[Dataset items]
++++++++++

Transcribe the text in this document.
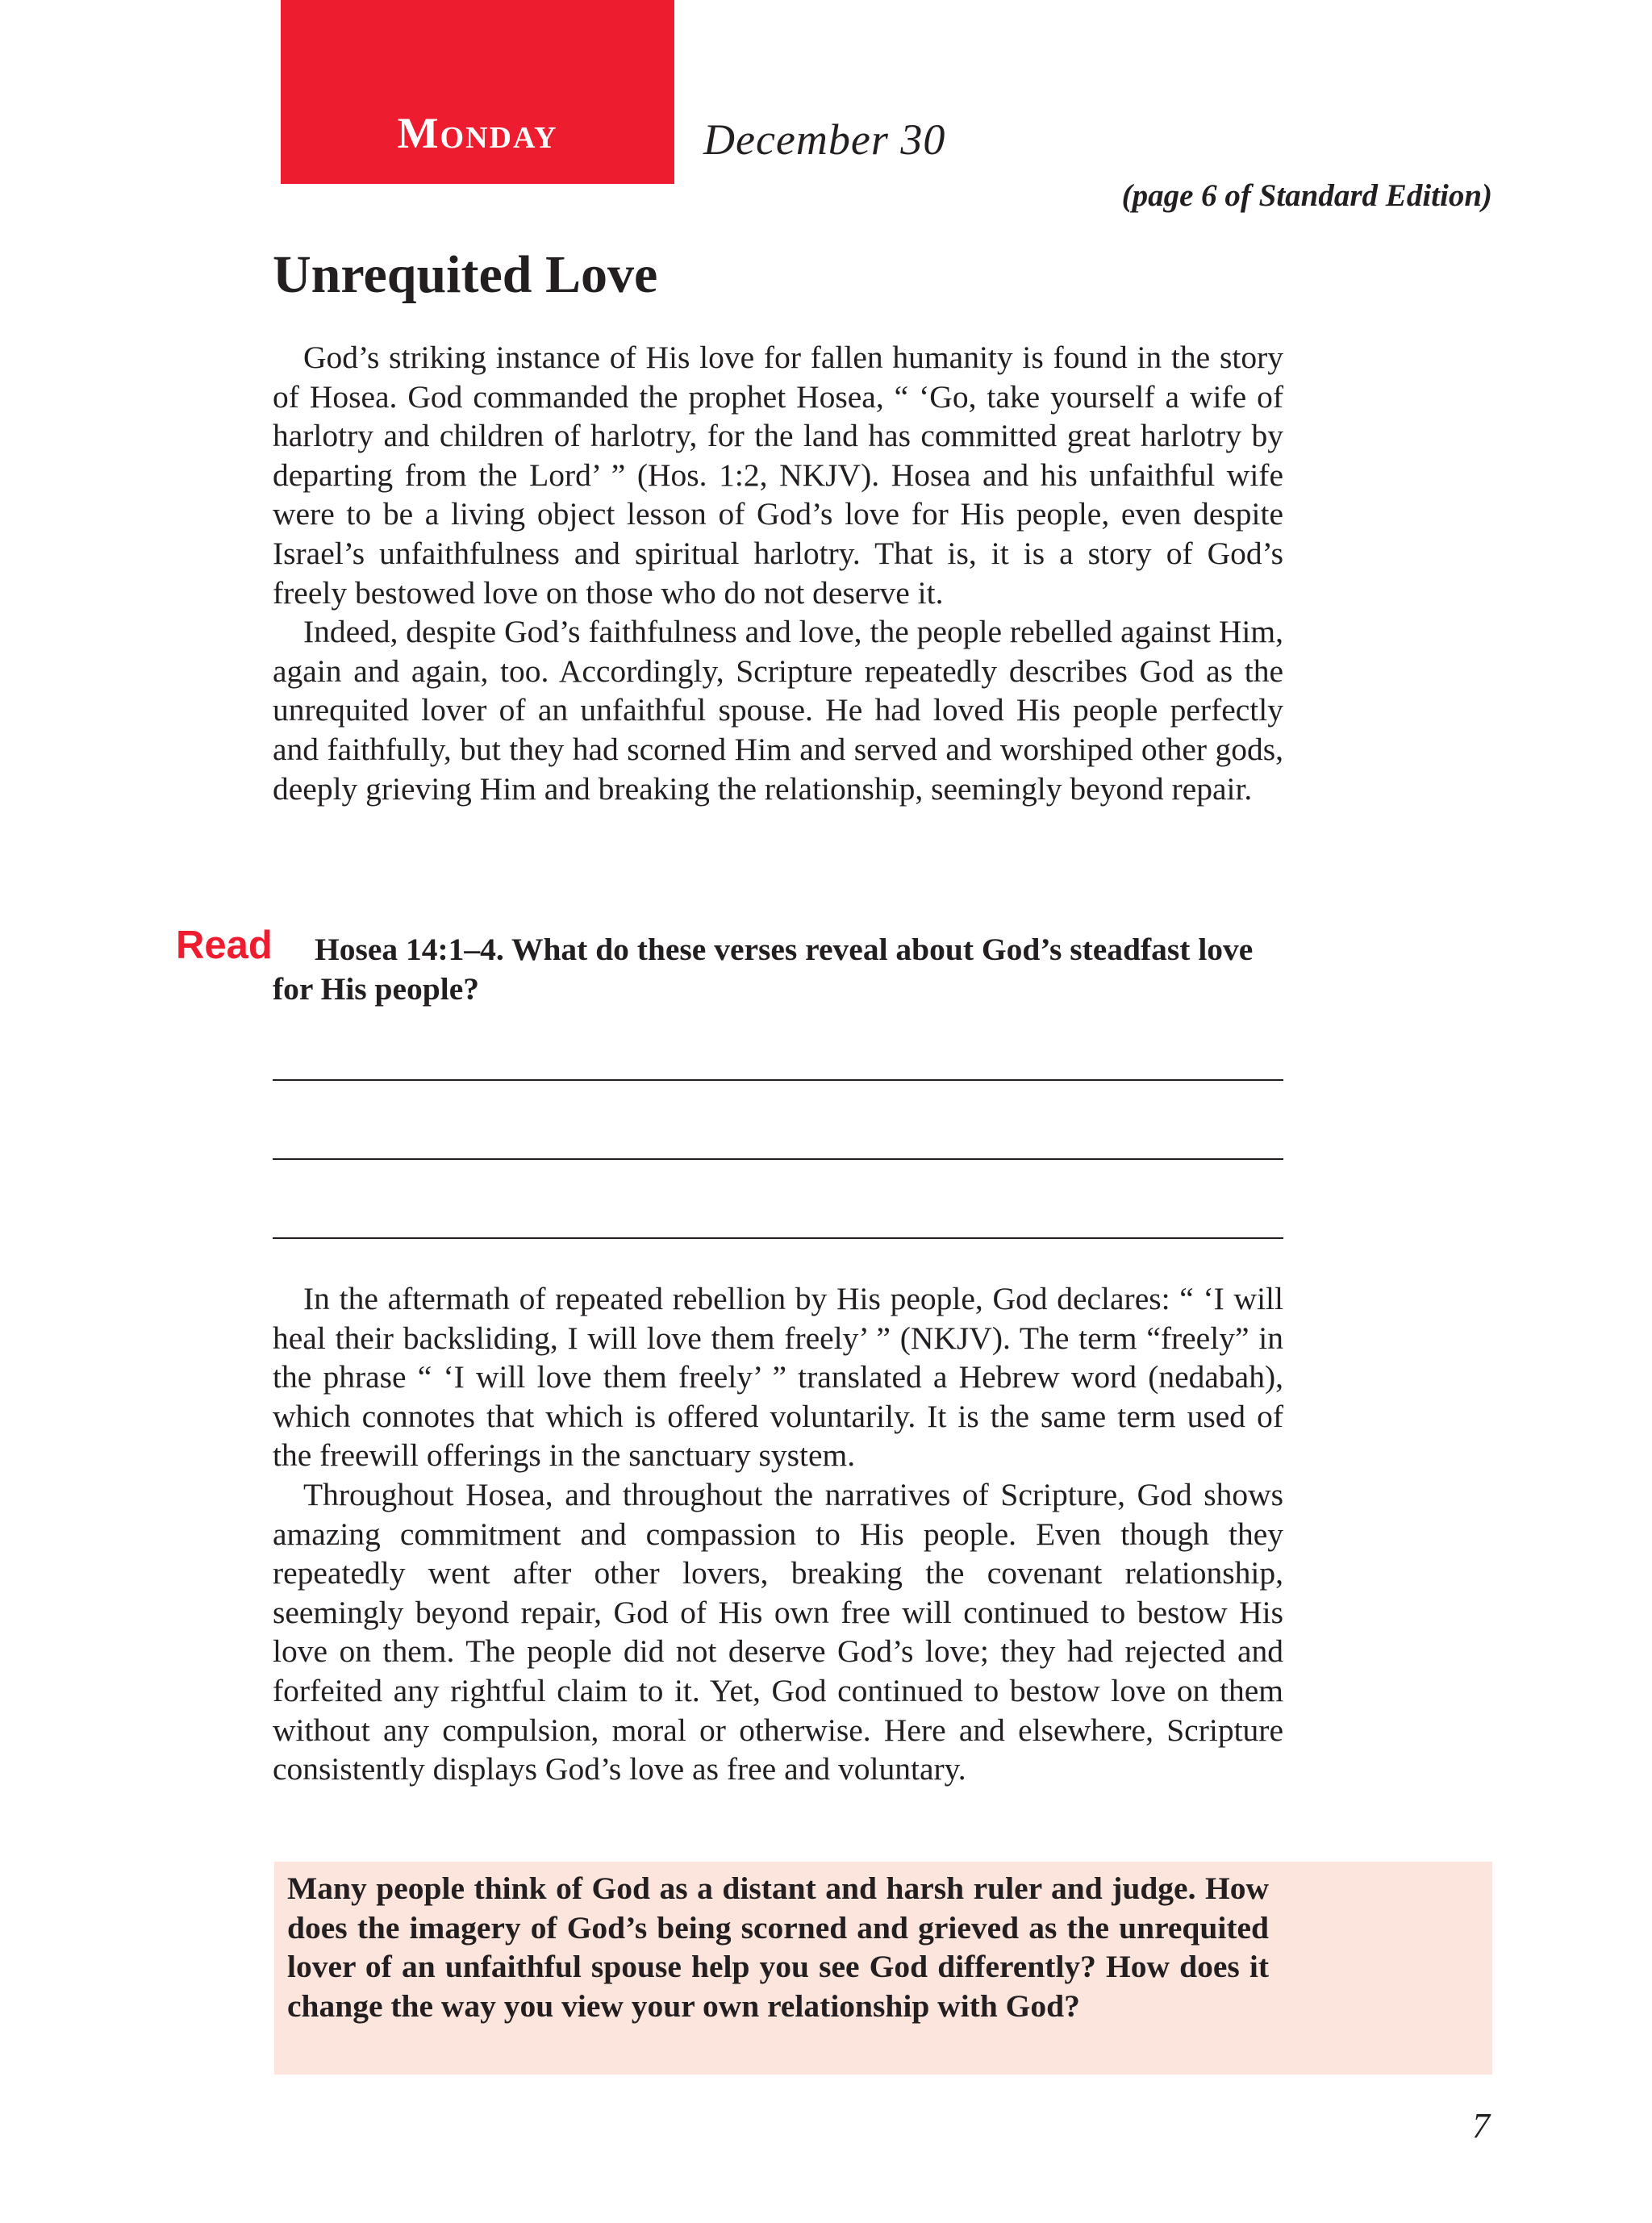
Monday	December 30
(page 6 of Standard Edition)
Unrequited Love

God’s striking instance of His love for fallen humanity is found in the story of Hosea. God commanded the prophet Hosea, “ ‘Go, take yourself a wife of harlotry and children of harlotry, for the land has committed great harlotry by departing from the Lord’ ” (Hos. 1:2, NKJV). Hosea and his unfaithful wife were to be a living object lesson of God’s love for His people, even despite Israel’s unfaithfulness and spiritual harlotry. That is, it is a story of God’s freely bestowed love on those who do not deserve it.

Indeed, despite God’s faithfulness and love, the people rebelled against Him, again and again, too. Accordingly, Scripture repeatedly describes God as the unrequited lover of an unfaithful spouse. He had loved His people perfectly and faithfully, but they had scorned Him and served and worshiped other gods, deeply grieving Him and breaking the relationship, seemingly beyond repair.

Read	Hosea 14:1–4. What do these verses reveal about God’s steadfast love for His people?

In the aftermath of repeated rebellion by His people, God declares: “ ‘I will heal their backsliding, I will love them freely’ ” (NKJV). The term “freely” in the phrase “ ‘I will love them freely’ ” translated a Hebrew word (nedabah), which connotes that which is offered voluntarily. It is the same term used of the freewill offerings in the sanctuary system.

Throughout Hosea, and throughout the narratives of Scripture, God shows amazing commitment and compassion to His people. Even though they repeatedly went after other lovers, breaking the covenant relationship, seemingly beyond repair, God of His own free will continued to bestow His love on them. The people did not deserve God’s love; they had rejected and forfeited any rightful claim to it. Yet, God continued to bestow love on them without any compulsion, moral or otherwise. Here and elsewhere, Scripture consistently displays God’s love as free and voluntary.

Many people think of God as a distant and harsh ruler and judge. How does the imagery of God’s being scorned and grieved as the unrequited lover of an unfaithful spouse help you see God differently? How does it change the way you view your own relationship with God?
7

++++++++++

EXERCISE GOAL: Your answer should be a single number: how many lines of the material contain the word "repeatedly".

THE REPLY: 2